▽

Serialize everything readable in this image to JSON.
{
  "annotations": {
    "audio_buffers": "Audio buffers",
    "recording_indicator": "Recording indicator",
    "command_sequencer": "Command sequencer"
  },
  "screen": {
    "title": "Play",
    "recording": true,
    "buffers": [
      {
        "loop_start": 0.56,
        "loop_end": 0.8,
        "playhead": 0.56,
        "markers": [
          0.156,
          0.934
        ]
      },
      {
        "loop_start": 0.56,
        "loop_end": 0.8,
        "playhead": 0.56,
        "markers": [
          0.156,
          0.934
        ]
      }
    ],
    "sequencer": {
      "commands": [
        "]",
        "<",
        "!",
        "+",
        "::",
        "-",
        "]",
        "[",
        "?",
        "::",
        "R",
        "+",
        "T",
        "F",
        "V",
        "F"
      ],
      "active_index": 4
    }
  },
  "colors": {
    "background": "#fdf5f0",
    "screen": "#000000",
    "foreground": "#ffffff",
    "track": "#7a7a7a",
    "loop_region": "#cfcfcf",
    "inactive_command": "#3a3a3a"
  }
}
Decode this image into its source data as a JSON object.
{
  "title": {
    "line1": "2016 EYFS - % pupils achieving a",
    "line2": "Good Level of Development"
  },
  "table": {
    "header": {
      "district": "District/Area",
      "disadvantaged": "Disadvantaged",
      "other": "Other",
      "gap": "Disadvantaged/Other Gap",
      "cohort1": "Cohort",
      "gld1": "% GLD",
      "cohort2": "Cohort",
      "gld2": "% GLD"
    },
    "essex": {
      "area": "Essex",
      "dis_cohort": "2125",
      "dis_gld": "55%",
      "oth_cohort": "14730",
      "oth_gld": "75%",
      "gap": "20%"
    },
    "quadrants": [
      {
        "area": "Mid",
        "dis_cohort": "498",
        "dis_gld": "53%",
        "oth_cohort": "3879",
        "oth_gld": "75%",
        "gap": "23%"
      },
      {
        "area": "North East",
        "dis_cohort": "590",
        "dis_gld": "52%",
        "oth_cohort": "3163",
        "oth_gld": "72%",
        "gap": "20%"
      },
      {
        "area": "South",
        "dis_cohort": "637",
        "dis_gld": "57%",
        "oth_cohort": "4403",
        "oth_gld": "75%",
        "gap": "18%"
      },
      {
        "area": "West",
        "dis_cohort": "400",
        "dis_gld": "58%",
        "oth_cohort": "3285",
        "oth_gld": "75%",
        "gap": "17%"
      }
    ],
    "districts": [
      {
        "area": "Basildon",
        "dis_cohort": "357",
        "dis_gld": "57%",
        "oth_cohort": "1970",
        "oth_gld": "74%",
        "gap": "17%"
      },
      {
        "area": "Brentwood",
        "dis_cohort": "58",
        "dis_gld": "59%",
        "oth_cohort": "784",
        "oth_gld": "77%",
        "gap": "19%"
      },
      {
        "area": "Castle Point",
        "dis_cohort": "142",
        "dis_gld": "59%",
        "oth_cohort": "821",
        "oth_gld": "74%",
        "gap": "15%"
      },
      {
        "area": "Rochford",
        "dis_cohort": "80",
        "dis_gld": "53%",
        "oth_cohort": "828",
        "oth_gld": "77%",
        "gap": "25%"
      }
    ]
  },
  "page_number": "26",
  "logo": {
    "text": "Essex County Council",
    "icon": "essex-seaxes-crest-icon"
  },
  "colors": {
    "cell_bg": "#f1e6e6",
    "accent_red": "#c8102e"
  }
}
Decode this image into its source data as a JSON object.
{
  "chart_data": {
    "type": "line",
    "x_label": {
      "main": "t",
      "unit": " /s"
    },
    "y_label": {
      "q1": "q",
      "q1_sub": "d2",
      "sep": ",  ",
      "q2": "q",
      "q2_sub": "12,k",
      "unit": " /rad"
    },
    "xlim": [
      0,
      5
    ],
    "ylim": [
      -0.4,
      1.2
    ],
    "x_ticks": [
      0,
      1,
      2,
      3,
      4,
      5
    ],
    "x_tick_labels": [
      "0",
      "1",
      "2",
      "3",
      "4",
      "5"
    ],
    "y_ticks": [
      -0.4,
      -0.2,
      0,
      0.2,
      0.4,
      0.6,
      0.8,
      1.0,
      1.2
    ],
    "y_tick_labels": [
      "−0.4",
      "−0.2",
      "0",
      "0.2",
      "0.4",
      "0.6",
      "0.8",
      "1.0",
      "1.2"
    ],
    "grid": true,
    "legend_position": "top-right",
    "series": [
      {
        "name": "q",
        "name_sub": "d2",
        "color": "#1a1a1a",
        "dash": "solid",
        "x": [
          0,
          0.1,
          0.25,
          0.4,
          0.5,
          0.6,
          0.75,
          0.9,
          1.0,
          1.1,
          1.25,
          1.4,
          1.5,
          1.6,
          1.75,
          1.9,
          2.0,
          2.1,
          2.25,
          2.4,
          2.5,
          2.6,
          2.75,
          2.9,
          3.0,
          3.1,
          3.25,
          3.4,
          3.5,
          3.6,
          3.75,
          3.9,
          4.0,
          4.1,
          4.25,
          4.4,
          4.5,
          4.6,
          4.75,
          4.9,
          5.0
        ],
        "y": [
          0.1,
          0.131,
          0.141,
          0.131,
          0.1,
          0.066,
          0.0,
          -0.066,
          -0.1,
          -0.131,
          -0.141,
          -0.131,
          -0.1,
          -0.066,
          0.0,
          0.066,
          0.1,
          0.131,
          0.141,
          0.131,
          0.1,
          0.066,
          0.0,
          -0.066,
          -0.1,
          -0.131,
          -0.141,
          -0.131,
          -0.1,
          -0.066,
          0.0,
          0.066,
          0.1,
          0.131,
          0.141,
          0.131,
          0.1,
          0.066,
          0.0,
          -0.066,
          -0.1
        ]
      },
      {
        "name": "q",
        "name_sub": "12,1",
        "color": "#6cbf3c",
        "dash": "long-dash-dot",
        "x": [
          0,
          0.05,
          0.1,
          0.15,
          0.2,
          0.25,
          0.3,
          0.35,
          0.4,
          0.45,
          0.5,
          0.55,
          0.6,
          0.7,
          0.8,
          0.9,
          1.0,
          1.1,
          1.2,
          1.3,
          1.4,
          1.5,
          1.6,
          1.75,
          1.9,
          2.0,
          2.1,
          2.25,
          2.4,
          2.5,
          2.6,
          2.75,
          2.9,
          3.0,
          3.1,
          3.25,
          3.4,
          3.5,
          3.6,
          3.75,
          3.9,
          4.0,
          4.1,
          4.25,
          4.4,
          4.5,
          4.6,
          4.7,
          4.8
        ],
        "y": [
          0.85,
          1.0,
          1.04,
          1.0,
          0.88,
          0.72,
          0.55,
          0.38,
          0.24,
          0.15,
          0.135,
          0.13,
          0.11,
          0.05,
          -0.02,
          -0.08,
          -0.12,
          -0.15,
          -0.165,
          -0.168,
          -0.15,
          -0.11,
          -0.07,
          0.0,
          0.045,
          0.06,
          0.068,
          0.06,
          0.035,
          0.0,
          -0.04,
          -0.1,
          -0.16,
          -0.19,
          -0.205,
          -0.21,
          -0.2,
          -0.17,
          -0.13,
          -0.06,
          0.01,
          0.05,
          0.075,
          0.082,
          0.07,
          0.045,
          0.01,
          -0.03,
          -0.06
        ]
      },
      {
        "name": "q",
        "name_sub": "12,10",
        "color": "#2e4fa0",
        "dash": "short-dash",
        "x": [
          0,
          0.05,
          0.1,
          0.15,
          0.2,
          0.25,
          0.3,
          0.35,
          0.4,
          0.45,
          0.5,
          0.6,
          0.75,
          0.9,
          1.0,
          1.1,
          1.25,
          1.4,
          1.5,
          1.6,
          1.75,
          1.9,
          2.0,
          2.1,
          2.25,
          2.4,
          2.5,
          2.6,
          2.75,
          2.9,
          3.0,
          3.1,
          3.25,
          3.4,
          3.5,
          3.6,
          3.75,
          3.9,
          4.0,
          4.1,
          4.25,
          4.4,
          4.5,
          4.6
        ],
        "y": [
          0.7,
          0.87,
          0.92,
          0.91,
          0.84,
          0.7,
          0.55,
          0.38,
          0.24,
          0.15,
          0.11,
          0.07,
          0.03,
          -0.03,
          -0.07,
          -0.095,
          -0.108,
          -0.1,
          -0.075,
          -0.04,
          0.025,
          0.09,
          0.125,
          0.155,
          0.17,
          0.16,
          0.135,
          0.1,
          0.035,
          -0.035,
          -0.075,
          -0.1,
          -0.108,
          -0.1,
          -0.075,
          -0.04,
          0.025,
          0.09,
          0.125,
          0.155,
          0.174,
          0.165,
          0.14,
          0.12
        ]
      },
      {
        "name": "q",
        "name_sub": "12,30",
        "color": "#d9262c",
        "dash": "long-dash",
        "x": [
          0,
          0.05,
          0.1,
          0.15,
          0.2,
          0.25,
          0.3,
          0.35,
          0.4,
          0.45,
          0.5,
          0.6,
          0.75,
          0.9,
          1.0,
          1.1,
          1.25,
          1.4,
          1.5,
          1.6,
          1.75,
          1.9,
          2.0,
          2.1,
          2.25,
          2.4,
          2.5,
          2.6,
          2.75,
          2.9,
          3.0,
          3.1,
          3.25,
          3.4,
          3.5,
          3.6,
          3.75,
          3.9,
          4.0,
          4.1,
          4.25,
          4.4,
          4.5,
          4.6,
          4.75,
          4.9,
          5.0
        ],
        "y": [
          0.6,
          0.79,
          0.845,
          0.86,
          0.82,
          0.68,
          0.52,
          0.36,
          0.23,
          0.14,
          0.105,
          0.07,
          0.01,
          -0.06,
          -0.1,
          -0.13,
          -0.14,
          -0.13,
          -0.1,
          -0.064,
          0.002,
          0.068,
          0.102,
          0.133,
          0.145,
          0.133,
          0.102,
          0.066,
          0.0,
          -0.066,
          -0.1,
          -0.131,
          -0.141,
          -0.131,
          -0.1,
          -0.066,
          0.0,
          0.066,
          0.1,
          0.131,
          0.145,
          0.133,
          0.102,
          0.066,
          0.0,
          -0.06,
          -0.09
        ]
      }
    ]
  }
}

△

• Task goal: Looking at the entries above, say how many lines contain the word "sequencer". Only the number is wanted.

• Written response: 2